WHAT THE EXERCISE ASKS: Search the material and gather each line with "förslag" in it.

Dataset listings of figures:
- - - - -
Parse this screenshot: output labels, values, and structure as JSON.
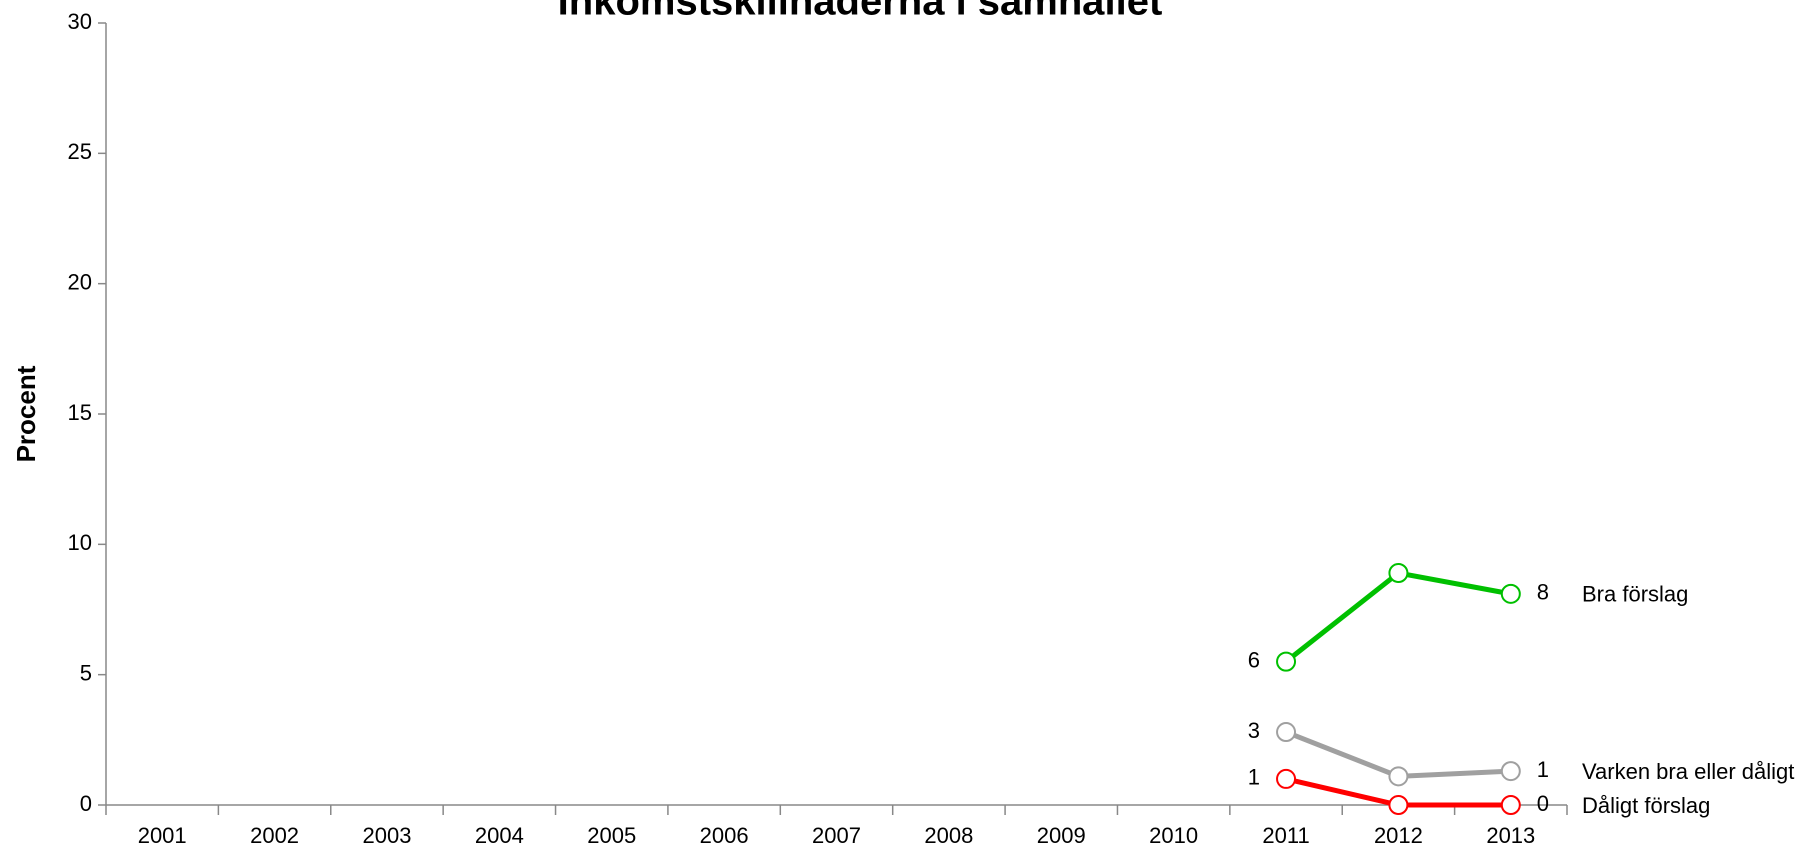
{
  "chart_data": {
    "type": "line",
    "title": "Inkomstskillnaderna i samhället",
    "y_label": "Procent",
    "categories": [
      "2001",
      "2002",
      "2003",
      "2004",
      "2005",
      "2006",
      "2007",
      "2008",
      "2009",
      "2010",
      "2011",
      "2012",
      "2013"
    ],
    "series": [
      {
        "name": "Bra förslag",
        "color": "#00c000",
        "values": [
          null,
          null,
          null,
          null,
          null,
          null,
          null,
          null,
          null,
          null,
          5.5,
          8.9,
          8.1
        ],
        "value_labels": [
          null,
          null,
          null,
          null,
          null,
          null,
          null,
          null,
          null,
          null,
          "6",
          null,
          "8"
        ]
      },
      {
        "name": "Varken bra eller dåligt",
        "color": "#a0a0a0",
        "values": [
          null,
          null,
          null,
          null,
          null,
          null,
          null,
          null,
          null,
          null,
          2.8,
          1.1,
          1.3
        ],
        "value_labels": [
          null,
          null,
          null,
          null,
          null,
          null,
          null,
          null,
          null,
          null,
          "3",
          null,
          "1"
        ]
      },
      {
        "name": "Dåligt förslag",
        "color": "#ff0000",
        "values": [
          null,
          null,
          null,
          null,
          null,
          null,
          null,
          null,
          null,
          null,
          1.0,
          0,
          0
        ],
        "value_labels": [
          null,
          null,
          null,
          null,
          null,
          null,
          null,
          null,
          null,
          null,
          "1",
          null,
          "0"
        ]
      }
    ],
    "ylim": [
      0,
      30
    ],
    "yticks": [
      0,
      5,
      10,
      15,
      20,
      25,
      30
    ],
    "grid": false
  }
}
- - - - -
ANSWER FOR THE TASK:
        "name": "Bra förslag",
        "name": "Dåligt förslag",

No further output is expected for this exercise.